* Data excerpts *
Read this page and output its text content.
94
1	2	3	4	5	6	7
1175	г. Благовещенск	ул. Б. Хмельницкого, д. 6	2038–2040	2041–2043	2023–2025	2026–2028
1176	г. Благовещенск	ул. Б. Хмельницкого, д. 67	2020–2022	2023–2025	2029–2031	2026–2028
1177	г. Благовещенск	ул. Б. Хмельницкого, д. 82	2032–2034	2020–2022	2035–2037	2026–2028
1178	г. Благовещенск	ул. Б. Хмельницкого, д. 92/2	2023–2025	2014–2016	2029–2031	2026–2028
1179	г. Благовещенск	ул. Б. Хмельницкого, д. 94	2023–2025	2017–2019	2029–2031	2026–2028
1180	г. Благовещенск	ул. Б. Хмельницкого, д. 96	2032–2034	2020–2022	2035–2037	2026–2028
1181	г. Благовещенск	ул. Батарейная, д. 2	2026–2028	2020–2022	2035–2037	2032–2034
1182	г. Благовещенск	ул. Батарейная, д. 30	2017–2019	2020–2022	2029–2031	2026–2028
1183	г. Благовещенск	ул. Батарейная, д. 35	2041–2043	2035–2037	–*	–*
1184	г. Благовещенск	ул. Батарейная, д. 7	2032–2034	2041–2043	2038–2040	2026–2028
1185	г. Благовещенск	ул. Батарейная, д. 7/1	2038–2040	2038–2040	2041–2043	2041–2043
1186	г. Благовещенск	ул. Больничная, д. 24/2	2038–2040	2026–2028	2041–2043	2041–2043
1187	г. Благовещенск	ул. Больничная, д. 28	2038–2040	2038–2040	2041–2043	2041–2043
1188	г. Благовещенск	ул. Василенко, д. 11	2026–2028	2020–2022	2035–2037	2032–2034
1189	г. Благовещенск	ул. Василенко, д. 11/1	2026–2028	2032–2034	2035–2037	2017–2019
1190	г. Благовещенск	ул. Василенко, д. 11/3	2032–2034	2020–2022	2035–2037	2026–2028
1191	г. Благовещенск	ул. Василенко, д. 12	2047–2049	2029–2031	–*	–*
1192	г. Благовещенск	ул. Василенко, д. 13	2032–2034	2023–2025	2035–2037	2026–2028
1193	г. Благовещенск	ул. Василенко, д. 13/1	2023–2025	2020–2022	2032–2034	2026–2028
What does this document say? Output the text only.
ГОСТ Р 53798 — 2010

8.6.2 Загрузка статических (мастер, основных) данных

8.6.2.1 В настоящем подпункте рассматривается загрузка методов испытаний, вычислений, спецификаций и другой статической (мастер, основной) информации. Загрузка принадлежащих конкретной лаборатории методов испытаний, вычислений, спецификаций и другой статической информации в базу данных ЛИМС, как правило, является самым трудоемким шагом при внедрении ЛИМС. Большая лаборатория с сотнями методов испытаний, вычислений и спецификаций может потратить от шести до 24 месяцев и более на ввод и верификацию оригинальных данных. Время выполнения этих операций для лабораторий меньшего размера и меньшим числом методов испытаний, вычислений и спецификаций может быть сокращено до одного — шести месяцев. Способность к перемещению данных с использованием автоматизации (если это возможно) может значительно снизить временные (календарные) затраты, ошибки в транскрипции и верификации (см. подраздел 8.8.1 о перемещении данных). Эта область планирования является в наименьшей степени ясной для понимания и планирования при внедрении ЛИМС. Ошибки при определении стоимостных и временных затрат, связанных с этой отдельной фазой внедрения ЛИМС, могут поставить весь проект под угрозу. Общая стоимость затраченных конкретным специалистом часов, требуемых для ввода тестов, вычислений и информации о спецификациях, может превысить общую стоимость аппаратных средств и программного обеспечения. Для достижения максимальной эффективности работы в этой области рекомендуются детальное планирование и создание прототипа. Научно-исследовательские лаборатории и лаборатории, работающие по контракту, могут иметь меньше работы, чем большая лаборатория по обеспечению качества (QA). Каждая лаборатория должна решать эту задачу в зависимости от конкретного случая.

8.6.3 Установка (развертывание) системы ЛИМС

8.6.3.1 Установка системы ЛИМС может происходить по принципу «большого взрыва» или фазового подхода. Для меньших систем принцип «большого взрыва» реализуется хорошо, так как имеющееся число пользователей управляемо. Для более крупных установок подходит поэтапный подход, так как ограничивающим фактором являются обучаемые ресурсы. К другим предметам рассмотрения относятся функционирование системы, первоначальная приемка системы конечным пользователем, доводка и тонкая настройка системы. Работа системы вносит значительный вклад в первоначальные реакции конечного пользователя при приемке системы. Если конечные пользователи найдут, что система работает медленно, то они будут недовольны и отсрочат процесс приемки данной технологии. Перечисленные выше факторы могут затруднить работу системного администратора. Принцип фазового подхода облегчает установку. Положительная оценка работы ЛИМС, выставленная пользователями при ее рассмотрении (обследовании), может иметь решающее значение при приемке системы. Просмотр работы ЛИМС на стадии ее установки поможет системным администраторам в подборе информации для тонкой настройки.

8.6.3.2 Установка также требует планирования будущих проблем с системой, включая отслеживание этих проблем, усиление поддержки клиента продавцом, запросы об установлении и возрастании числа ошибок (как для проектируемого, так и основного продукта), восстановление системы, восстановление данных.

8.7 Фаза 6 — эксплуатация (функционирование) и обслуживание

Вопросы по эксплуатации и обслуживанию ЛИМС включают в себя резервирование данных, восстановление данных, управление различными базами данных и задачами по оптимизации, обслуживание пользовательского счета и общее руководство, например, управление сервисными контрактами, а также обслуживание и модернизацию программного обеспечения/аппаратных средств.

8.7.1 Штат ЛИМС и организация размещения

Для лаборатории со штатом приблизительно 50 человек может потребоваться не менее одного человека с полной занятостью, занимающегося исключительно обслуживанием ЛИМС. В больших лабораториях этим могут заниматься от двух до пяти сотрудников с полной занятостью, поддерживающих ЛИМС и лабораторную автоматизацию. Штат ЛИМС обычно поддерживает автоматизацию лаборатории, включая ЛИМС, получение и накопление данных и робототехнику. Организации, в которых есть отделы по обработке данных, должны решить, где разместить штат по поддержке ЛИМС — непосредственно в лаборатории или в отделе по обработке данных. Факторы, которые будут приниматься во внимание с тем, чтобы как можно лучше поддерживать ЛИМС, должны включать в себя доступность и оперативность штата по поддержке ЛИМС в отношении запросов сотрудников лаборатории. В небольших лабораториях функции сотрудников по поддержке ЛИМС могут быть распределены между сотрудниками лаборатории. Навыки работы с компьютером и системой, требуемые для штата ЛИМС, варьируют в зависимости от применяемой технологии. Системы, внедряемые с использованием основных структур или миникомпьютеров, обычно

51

* Short exercise *
Where does the word "Больничная" appear? Return each line that holds it.

* Finished exercise *
1186	г. Благовещенск	ул. Больничная, д. 24/2	2038–2040	2026–2028	2041–2043	2041–2043
1187	г. Благовещенск	ул. Больничная, д. 28	2038–2040	2038–2040	2041–2043	2041–2043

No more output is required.